-- Recorded data --
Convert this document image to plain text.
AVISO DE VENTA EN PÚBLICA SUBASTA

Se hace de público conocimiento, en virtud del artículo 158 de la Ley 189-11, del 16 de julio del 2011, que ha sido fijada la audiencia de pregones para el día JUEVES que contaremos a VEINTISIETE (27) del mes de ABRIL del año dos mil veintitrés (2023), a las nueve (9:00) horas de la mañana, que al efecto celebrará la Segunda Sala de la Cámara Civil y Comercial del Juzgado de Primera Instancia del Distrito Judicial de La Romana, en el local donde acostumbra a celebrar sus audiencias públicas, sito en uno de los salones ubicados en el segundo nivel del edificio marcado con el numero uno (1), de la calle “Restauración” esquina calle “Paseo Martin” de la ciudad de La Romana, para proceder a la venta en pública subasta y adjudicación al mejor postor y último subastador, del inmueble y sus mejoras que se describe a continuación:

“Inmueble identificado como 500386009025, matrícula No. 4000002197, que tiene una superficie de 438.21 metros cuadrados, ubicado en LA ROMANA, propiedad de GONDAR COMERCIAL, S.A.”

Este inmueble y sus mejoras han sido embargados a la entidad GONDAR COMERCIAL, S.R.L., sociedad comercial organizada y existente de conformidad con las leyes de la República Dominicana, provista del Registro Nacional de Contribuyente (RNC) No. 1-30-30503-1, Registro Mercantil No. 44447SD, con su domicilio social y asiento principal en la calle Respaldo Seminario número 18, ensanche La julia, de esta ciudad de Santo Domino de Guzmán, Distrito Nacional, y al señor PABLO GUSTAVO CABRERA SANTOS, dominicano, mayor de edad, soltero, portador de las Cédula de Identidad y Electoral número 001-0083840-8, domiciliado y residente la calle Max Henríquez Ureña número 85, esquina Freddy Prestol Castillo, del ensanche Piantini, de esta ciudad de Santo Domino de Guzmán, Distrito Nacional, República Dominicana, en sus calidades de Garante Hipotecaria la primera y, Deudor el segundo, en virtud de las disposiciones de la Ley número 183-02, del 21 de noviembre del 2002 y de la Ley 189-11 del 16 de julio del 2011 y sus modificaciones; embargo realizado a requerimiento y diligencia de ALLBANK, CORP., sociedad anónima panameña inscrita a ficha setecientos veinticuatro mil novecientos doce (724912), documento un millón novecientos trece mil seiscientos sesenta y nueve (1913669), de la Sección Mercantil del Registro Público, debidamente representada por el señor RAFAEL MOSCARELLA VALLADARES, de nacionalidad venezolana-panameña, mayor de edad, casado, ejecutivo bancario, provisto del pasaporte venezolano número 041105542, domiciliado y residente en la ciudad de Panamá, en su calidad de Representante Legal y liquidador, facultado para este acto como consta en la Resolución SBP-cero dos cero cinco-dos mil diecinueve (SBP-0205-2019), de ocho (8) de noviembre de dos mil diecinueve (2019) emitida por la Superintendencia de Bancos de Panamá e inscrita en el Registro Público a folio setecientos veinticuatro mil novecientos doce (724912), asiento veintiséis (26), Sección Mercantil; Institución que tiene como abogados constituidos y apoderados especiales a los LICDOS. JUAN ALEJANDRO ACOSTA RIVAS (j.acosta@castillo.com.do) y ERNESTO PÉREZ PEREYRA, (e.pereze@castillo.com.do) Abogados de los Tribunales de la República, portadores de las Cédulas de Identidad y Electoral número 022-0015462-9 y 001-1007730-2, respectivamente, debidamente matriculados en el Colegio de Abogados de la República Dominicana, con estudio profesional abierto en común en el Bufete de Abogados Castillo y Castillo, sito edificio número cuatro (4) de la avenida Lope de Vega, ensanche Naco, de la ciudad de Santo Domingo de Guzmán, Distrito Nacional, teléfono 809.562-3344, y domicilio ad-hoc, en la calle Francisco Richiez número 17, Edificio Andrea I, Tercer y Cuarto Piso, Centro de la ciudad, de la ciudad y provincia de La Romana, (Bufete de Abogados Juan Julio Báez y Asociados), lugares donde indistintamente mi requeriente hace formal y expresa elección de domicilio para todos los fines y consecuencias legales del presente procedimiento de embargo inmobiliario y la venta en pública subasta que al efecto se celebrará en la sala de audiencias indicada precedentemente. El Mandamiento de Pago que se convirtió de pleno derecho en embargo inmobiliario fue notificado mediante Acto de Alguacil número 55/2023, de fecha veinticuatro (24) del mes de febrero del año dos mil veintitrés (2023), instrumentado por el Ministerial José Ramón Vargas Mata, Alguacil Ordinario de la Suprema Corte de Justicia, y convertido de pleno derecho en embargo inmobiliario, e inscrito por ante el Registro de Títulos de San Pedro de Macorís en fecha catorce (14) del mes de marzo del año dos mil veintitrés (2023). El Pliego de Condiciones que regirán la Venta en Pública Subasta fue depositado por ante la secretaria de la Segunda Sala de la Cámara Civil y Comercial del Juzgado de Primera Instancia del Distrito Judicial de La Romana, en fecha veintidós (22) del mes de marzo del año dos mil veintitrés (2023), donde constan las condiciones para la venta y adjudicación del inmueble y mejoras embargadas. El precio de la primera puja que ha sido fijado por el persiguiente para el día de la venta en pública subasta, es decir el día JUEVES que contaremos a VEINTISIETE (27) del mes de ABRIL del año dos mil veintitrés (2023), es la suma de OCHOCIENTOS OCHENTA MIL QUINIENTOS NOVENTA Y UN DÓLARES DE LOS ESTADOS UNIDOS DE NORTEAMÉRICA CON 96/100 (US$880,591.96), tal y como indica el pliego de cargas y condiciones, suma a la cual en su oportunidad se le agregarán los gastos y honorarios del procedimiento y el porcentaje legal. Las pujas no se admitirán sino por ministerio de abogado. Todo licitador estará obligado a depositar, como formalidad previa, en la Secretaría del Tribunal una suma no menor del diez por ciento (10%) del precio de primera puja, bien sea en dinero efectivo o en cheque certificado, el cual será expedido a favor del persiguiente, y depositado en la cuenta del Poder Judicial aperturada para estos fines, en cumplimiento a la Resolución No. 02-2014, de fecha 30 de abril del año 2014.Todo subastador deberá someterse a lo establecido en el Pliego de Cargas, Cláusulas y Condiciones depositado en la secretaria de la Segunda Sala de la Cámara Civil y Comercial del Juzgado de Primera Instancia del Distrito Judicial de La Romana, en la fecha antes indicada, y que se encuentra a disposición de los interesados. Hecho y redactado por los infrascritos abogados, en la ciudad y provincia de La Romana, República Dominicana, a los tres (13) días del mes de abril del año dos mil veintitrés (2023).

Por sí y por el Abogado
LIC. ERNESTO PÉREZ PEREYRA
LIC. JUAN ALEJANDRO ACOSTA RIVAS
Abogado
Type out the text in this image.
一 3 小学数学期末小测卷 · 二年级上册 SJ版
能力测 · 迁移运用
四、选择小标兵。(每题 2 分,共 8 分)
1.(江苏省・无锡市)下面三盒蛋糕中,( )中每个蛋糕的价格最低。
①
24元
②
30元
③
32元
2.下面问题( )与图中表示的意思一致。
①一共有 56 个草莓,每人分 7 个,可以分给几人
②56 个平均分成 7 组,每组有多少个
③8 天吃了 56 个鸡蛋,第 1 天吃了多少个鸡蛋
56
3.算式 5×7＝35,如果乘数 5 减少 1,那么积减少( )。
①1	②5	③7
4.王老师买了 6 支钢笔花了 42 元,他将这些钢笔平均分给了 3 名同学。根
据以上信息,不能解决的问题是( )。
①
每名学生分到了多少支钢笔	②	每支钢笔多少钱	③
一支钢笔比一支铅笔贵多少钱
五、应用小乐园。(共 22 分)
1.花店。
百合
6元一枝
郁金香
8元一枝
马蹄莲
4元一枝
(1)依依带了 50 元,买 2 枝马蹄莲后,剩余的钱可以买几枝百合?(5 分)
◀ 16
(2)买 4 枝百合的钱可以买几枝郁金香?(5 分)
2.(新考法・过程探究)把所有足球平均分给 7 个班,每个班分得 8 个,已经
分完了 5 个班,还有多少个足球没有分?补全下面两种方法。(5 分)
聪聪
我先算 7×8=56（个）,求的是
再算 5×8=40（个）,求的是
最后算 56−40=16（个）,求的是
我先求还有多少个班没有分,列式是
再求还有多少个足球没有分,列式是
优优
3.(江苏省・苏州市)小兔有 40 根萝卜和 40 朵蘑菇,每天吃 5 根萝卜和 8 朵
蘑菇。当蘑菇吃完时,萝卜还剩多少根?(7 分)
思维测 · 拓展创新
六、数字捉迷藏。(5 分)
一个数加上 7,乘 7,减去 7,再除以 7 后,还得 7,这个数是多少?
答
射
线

-- To do --
Lines containing the word "this" must all be returned from the material above.

-- Answer below --
Convert this document image to plain text.
Type out the text in this image.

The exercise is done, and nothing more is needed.